# Raw records

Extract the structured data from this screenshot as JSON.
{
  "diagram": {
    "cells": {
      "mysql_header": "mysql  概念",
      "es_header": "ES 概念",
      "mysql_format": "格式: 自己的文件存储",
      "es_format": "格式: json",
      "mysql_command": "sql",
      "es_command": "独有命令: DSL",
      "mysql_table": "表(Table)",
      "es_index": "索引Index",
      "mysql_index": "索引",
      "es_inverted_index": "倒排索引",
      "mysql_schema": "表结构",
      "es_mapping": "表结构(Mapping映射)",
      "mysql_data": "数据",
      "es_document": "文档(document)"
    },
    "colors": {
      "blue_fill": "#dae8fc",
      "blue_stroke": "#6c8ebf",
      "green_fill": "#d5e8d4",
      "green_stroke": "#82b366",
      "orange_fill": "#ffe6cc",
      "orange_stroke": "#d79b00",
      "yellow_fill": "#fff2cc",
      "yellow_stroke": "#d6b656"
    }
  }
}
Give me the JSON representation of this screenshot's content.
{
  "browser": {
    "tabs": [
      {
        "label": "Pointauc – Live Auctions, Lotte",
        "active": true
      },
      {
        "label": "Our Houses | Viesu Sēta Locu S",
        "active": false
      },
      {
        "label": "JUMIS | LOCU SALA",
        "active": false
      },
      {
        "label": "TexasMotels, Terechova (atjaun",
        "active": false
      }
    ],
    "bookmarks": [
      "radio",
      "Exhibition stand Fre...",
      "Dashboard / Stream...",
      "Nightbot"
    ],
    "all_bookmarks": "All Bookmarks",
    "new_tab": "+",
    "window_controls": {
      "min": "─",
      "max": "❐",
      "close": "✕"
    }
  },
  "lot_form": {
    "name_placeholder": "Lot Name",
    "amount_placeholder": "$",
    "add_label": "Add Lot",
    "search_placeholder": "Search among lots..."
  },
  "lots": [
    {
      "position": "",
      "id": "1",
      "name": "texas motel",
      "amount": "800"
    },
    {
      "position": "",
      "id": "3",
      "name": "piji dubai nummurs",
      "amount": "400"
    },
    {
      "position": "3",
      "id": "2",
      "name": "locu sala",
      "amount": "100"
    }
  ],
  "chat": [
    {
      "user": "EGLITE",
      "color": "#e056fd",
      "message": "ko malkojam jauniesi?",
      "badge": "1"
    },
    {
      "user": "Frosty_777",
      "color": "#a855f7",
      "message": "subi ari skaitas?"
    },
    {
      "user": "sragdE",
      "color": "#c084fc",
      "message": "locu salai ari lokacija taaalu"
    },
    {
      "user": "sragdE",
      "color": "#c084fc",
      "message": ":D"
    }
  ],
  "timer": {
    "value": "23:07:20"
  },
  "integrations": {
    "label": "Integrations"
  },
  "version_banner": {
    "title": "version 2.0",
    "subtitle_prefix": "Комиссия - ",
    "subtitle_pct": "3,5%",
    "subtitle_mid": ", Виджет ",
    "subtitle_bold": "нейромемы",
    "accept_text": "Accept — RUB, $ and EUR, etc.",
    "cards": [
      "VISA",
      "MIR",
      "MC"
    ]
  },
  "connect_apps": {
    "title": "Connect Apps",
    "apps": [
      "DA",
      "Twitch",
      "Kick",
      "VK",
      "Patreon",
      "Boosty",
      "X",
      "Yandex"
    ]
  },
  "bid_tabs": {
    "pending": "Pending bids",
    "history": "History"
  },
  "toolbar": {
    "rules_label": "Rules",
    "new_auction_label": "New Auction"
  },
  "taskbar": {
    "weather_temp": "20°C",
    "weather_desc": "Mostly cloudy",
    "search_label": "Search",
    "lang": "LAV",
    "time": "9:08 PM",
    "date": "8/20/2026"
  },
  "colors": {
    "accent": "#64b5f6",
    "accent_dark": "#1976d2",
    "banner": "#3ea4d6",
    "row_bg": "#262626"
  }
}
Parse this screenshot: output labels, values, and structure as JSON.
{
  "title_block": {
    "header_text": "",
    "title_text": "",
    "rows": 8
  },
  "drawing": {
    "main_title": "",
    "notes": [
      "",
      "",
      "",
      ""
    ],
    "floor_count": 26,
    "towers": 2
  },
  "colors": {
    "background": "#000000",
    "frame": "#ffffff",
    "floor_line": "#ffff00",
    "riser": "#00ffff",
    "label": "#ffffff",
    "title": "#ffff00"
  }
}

# Job
Provide all the records again, word for word.

# Response to this task
Extract the structured data from this screenshot as JSON.
{
  "diagram": {
    "cells": {
      "mysql_header": "mysql  概念",
      "es_header": "ES 概念",
      "mysql_format": "格式: 自己的文件存储",
      "es_format": "格式: json",
      "mysql_command": "sql",
      "es_command": "独有命令: DSL",
      "mysql_table": "表(Table)",
      "es_index": "索引Index",
      "mysql_index": "索引",
      "es_inverted_index": "倒排索引",
      "mysql_schema": "表结构",
      "es_mapping": "表结构(Mapping映射)",
      "mysql_data": "数据",
      "es_document": "文档(document)"
    },
    "colors": {
      "blue_fill": "#dae8fc",
      "blue_stroke": "#6c8ebf",
      "green_fill": "#d5e8d4",
      "green_stroke": "#82b366",
      "orange_fill": "#ffe6cc",
      "orange_stroke": "#d79b00",
      "yellow_fill": "#fff2cc",
      "yellow_stroke": "#d6b656"
    }
  }
}
Give me the JSON representation of this screenshot's content.
{
  "browser": {
    "tabs": [
      {
        "label": "Pointauc – Live Auctions, Lotte",
        "active": true
      },
      {
        "label": "Our Houses | Viesu Sēta Locu S",
        "active": false
      },
      {
        "label": "JUMIS | LOCU SALA",
        "active": false
      },
      {
        "label": "TexasMotels, Terechova (atjaun",
        "active": false
      }
    ],
    "bookmarks": [
      "radio",
      "Exhibition stand Fre...",
      "Dashboard / Stream...",
      "Nightbot"
    ],
    "all_bookmarks": "All Bookmarks",
    "new_tab": "+",
    "window_controls": {
      "min": "─",
      "max": "❐",
      "close": "✕"
    }
  },
  "lot_form": {
    "name_placeholder": "Lot Name",
    "amount_placeholder": "$",
    "add_label": "Add Lot",
    "search_placeholder": "Search among lots..."
  },
  "lots": [
    {
      "position": "",
      "id": "1",
      "name": "texas motel",
      "amount": "800"
    },
    {
      "position": "",
      "id": "3",
      "name": "piji dubai nummurs",
      "amount": "400"
    },
    {
      "position": "3",
      "id": "2",
      "name": "locu sala",
      "amount": "100"
    }
  ],
  "chat": [
    {
      "user": "EGLITE",
      "color": "#e056fd",
      "message": "ko malkojam jauniesi?",
      "badge": "1"
    },
    {
      "user": "Frosty_777",
      "color": "#a855f7",
      "message": "subi ari skaitas?"
    },
    {
      "user": "sragdE",
      "color": "#c084fc",
      "message": "locu salai ari lokacija taaalu"
    },
    {
      "user": "sragdE",
      "color": "#c084fc",
      "message": ":D"
    }
  ],
  "timer": {
    "value": "23:07:20"
  },
  "integrations": {
    "label": "Integrations"
  },
  "version_banner": {
    "title": "version 2.0",
    "subtitle_prefix": "Комиссия - ",
    "subtitle_pct": "3,5%",
    "subtitle_mid": ", Виджет ",
    "subtitle_bold": "нейромемы",
    "accept_text": "Accept — RUB, $ and EUR, etc.",
    "cards": [
      "VISA",
      "MIR",
      "MC"
    ]
  },
  "connect_apps": {
    "title": "Connect Apps",
    "apps": [
      "DA",
      "Twitch",
      "Kick",
      "VK",
      "Patreon",
      "Boosty",
      "X",
      "Yandex"
    ]
  },
  "bid_tabs": {
    "pending": "Pending bids",
    "history": "History"
  },
  "toolbar": {
    "rules_label": "Rules",
    "new_auction_label": "New Auction"
  },
  "taskbar": {
    "weather_temp": "20°C",
    "weather_desc": "Mostly cloudy",
    "search_label": "Search",
    "lang": "LAV",
    "time": "9:08 PM",
    "date": "8/20/2026"
  },
  "colors": {
    "accent": "#64b5f6",
    "accent_dark": "#1976d2",
    "banner": "#3ea4d6",
    "row_bg": "#262626"
  }
}
Parse this screenshot: output labels, values, and structure as JSON.
{
  "title_block": {
    "header_text": "",
    "title_text": "",
    "rows": 8
  },
  "drawing": {
    "main_title": "",
    "notes": [
      "",
      "",
      "",
      ""
    ],
    "floor_count": 26,
    "towers": 2
  },
  "colors": {
    "background": "#000000",
    "frame": "#ffffff",
    "floor_line": "#ffff00",
    "riser": "#00ffff",
    "label": "#ffffff",
    "title": "#ffff00"
  }
}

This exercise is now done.